• **REQUIRED WORK**: Give back every line exactly as it appears, pictures excluded.

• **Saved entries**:
***

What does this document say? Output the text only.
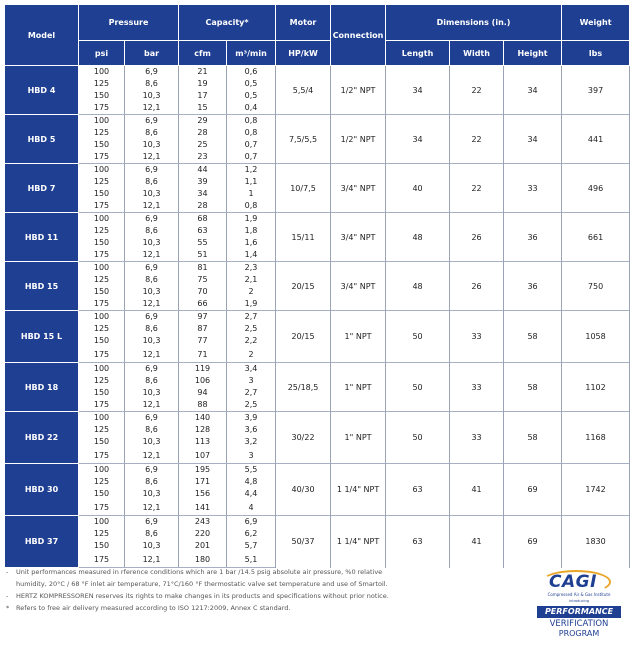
Model	Pressure		Capacity*		Motor	Connection	Dimensions (in.)			Weight
	psi	bar	cfm	m³/min	HP/kW		Length	Width	Height	lbs
HBD 4	100	6,9	21	0,6	5,5/4	1/2" NPT	34	22	34	397
	125	8,6	19	0,5						
	150	10,3	17	0,5						
	175	12,1	15	0,4						
HBD 5	100	6,9	29	0,8	7,5/5,5	1/2" NPT	34	22	34	441
	125	8,6	28	0,8						
	150	10,3	25	0,7						
	175	12,1	23	0,7						
HBD 7	100	6,9	44	1,2	10/7,5	3/4" NPT	40	22	33	496
	125	8,6	39	1,1						
	150	10,3	34	1						
	175	12,1	28	0,8						
HBD 11	100	6,9	68	1,9	15/11	3/4" NPT	48	26	36	661
	125	8,6	63	1,8						
	150	10,3	55	1,6						
	175	12,1	51	1,4						
HBD 15	100	6,9	81	2,3	20/15	3/4" NPT	48	26	36	750
	125	8,6	75	2,1						
	150	10,3	70	2						
	175	12,1	66	1,9						
HBD 15 L	100	6,9	97	2,7	20/15	1" NPT	50	33	58	1058
	125	8,6	87	2,5						
	150	10,3	77	2,2						
	175	12,1	71	2						
HBD 18	100	6,9	119	3,4	25/18,5	1" NPT	50	33	58	1102
	125	8,6	106	3						
	150	10,3	94	2,7						
	175	12,1	88	2,5						
HBD 22	100	6,9	140	3,9	30/22	1" NPT	50	33	58	1168
	125	8,6	128	3,6						
	150	10,3	113	3,2						
	175	12,1	107	3						
HBD 30	100	6,9	195	5,5	40/30	1 1/4" NPT	63	41	69	1742
	125	8,6	171	4,8						
	150	10,3	156	4,4						
	175	12,1	141	4						
HBD 37	100	6,9	243	6,9	50/37	1 1/4" NPT	63	41	69	1830
	125	8,6	220	6,2						
	150	10,3	201	5,7						
	175	12,1	180	5,1						
- Unit performances measured in rference conditions which are 1 bar /14.5 psig absolute air pressure, %0 relative humidity, 20°C / 68 °F inlet air temperature, 71°C/160 °F thermostatic valve set temperature and use of Smartoil.
- HERTZ KOMPRESSOREN reserves its rights to make changes in its products and specifications without prior notice.
* Refers to free air delivery measured according to ISO 1217:2009, Annex C standard.
CAGI
Compressed Air & Gas Institute
introducing
PERFORMANCE
VERIFICATION
PROGRAM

***

• **ANSWER FOR THE TASK**:
What does this document say? Output the text only.
Model	Pressure		Capacity*		Motor	Connection	Dimensions (in.)			Weight
	psi	bar	cfm	m³/min	HP/kW		Length	Width	Height	lbs
HBD 4	100	6,9	21	0,6	5,5/4	1/2" NPT	34	22	34	397
	125	8,6	19	0,5						
	150	10,3	17	0,5						
	175	12,1	15	0,4						
HBD 5	100	6,9	29	0,8	7,5/5,5	1/2" NPT	34	22	34	441
	125	8,6	28	0,8						
	150	10,3	25	0,7						
	175	12,1	23	0,7						
HBD 7	100	6,9	44	1,2	10/7,5	3/4" NPT	40	22	33	496
	125	8,6	39	1,1						
	150	10,3	34	1						
	175	12,1	28	0,8						
HBD 11	100	6,9	68	1,9	15/11	3/4" NPT	48	26	36	661
	125	8,6	63	1,8						
	150	10,3	55	1,6						
	175	12,1	51	1,4						
HBD 15	100	6,9	81	2,3	20/15	3/4" NPT	48	26	36	750
	125	8,6	75	2,1						
	150	10,3	70	2						
	175	12,1	66	1,9						
HBD 15 L	100	6,9	97	2,7	20/15	1" NPT	50	33	58	1058
	125	8,6	87	2,5						
	150	10,3	77	2,2						
	175	12,1	71	2						
HBD 18	100	6,9	119	3,4	25/18,5	1" NPT	50	33	58	1102
	125	8,6	106	3						
	150	10,3	94	2,7						
	175	12,1	88	2,5						
HBD 22	100	6,9	140	3,9	30/22	1" NPT	50	33	58	1168
	125	8,6	128	3,6						
	150	10,3	113	3,2						
	175	12,1	107	3						
HBD 30	100	6,9	195	5,5	40/30	1 1/4" NPT	63	41	69	1742
	125	8,6	171	4,8						
	150	10,3	156	4,4						
	175	12,1	141	4						
HBD 37	100	6,9	243	6,9	50/37	1 1/4" NPT	63	41	69	1830
	125	8,6	220	6,2						
	150	10,3	201	5,7						
	175	12,1	180	5,1						
- Unit performances measured in rference conditions which are 1 bar /14.5 psig absolute air pressure, %0 relative humidity, 20°C / 68 °F inlet air temperature, 71°C/160 °F thermostatic valve set temperature and use of Smartoil.
- HERTZ KOMPRESSOREN reserves its rights to make changes in its products and specifications without prior notice.
* Refers to free air delivery measured according to ISO 1217:2009, Annex C standard.
CAGI
Compressed Air & Gas Institute
introducing
PERFORMANCE
VERIFICATION
PROGRAM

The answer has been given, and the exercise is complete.